== Brano fornito ==

La scelta fatta in quell’occasione è stata la stessa messa in campo fin dal momento dell’arrivo in Emilia del questore Fusiello, nell’agosto del 2014, per gli incontri del Sassuolo e della Reggiana (l’altra squadra di Reggio Emilia, che milita nella Lega Pro): vale a dire quella del dialogo e della collaborazione con i tifosi. Una scelta che si è rivelata vincente. Basti pensare che prima di quella data, in occasione delle partite, venivano impiegati circa 170-180 uomini tra operatori territoriali (34 poliziotti + 34 carabinieri) e personale di rinforzo del Reparto mobile «Oggi, anche in occasione delle partite con maggiori criticità – continua il questore – abbiamo dimezzato il personale impiegato. È stato così che qui a Reggio ci siamo potuti fregiare del titolo di “stadio senza polizia”. È chiaro che questo risultato non si sarebbe potuto raggiungere senza il coinvolgimento della società, cui abbiamo chiesto di isolare e di allontanare dallo stadio i tifosi facinorosi e violenti. Per questo ripeto che la gestione dell’ordine pubblico allo stadio non può e non deve essere una questione esclusiva delle forze di polizia, ma deve coinvolgere anche le società di calcio e i tifosi stessi: ognuno deve fare la propria parte».

===

#### Consegna 1:
Trascriva fedelmente il tratto dei record che va dall'inizio dei record fino alla riga che contiene "sign-number: 18 bbox=[485, 299, 532, 339]", quest'ultima compresa.

== Righe di dati ==

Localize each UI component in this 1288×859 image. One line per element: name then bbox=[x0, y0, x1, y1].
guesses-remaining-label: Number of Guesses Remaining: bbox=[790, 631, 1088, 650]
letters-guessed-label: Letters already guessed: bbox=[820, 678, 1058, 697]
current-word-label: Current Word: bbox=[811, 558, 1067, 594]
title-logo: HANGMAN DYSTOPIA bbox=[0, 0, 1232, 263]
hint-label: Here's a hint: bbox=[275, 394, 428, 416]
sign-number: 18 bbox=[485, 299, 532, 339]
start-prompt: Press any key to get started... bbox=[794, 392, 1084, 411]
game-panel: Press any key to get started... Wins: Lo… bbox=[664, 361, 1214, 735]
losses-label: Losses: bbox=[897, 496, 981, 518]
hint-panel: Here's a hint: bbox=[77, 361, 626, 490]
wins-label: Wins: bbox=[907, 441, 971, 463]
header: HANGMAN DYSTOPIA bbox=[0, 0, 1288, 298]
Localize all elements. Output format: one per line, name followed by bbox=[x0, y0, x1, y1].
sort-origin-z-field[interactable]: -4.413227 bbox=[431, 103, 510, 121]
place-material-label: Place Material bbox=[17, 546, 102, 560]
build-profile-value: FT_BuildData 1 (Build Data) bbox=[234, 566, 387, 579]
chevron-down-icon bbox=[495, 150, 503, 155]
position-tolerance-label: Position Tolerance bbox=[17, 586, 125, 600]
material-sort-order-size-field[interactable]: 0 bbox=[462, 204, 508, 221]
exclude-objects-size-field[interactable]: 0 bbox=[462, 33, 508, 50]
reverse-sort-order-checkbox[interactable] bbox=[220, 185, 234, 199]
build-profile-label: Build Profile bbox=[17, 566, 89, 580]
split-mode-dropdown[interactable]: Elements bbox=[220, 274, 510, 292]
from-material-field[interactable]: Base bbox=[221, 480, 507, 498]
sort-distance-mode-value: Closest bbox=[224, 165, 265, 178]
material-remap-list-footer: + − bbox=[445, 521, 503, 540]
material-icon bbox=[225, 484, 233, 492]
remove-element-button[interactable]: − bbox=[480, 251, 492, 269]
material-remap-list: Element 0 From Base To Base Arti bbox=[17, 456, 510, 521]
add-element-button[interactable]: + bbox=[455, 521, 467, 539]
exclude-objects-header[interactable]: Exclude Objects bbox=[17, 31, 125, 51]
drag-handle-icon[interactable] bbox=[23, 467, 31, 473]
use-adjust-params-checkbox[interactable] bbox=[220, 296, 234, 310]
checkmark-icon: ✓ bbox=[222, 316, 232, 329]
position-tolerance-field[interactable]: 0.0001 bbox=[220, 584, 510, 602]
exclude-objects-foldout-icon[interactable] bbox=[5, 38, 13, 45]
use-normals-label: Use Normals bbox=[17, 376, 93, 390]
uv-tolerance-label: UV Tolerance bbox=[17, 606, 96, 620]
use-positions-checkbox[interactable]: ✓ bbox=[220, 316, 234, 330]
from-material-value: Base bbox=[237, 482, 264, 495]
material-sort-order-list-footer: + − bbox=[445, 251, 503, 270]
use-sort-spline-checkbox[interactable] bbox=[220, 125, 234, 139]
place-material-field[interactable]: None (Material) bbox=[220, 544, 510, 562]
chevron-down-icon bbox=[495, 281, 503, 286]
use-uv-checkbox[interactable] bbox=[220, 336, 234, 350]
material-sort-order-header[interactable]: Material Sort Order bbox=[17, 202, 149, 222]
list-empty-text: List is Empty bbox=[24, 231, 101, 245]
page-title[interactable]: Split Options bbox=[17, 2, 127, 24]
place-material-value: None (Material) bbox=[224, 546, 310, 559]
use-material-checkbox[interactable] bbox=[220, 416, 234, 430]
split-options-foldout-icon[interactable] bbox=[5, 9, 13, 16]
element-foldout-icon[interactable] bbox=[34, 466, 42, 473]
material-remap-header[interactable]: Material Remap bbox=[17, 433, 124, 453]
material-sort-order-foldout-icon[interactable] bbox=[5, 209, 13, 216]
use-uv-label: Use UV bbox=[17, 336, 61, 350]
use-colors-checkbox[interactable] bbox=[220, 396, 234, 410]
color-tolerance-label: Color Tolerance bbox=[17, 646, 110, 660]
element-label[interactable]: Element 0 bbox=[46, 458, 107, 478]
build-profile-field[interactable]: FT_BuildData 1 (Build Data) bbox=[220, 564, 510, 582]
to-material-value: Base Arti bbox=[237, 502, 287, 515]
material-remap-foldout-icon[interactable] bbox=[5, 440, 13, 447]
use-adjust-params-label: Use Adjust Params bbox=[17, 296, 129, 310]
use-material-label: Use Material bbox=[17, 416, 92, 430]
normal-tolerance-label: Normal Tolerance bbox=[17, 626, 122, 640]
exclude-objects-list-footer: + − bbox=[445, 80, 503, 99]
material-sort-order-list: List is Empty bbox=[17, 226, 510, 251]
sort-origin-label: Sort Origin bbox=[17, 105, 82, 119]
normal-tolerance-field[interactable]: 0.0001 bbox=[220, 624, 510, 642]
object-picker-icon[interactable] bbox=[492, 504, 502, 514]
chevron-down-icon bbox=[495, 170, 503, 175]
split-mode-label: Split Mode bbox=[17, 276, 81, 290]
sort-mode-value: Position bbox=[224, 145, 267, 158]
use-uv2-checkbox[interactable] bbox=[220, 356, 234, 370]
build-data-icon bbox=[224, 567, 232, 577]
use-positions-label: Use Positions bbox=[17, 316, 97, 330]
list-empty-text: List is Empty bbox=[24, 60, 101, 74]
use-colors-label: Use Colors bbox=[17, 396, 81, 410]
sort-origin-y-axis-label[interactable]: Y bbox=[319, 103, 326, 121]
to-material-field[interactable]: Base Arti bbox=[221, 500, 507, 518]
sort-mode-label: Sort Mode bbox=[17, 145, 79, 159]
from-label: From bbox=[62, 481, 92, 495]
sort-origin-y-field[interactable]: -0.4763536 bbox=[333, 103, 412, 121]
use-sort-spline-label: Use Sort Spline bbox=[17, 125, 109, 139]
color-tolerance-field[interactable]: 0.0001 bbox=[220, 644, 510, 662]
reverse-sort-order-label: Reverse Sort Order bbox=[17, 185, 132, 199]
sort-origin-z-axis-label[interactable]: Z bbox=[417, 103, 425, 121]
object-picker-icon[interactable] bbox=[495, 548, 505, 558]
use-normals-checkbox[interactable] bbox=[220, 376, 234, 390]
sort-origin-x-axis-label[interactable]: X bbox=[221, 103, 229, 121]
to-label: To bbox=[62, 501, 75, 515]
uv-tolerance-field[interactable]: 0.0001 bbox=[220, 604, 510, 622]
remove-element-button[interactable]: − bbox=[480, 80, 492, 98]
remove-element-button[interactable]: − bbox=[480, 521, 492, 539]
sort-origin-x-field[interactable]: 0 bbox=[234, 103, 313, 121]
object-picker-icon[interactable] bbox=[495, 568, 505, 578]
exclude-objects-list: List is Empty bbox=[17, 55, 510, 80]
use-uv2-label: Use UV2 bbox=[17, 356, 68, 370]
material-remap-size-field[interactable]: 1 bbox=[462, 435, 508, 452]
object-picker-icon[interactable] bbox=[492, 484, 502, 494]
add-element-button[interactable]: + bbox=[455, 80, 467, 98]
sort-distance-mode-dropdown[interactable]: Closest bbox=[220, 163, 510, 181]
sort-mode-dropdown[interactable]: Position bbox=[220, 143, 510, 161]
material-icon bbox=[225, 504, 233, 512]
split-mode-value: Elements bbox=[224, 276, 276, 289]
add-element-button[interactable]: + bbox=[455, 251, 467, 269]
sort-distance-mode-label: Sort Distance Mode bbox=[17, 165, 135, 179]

===

#### Consegna 2:
Riporti per intero, senza alcuna modifica, il brano sulla gestione dell'ordine pubblico allo stadio.

#### Risposta 1:
Localize each UI component in this 1288×859 image. One line per element: name then bbox=[x0, y0, x1, y1].
guesses-remaining-label: Number of Guesses Remaining: bbox=[790, 631, 1088, 650]
letters-guessed-label: Letters already guessed: bbox=[820, 678, 1058, 697]
current-word-label: Current Word: bbox=[811, 558, 1067, 594]
title-logo: HANGMAN DYSTOPIA bbox=[0, 0, 1232, 263]
hint-label: Here's a hint: bbox=[275, 394, 428, 416]
sign-number: 18 bbox=[485, 299, 532, 339]

#### Risposta 2:
La scelta fatta in quell’occasione è stata la stessa messa in campo fin dal momento dell’arrivo in Emilia del questore Fusiello, nell’agosto del 2014, per gli incontri del Sassuolo e della Reggiana (l’altra squadra di Reggio Emilia, che milita nella Lega Pro): vale a dire quella del dialogo e della collaborazione con i tifosi. Una scelta che si è rivelata vincente. Basti pensare che prima di quella data, in occasione delle partite, venivano impiegati circa 170-180 uomini tra operatori territoriali (34 poliziotti + 34 carabinieri) e personale di rinforzo del Reparto mobile «Oggi, anche in occasione delle partite con maggiori criticità – continua il questore – abbiamo dimezzato il personale impiegato. È stato così che qui a Reggio ci siamo potuti fregiare del titolo di “stadio senza polizia”. È chiaro che questo risultato non si sarebbe potuto raggiungere senza il coinvolgimento della società, cui abbiamo chiesto di isolare e di allontanare dallo stadio i tifosi facinorosi e violenti. Per questo ripeto che la gestione dell’ordine pubblico allo stadio non può e non deve essere una questione esclusiva delle forze di polizia, ma deve coinvolgere anche le società di calcio e i tifosi stessi: ognuno deve fare la propria parte».